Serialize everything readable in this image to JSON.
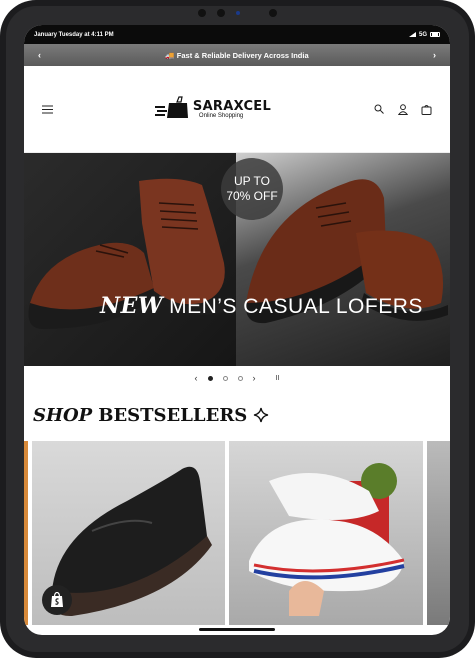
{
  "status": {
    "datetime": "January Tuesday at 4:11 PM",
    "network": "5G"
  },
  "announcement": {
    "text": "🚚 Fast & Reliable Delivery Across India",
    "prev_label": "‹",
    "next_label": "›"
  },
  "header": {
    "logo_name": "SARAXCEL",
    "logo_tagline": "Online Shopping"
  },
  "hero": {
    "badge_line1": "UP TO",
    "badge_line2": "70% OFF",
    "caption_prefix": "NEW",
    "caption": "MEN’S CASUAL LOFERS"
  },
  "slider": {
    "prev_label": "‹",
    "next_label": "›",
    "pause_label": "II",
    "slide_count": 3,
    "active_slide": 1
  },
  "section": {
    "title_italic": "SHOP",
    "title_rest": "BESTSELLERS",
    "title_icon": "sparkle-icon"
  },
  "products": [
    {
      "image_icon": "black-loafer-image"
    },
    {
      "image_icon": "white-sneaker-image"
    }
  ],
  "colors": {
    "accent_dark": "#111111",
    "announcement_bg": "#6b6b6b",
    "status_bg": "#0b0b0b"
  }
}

• **What is required**
Find the string "image" in the listing and return every line that holds it.

• **Result**
Serialize everything readable in this image to JSON.
      "image_icon": "black-loafer-image"
      "image_icon": "white-sneaker-image"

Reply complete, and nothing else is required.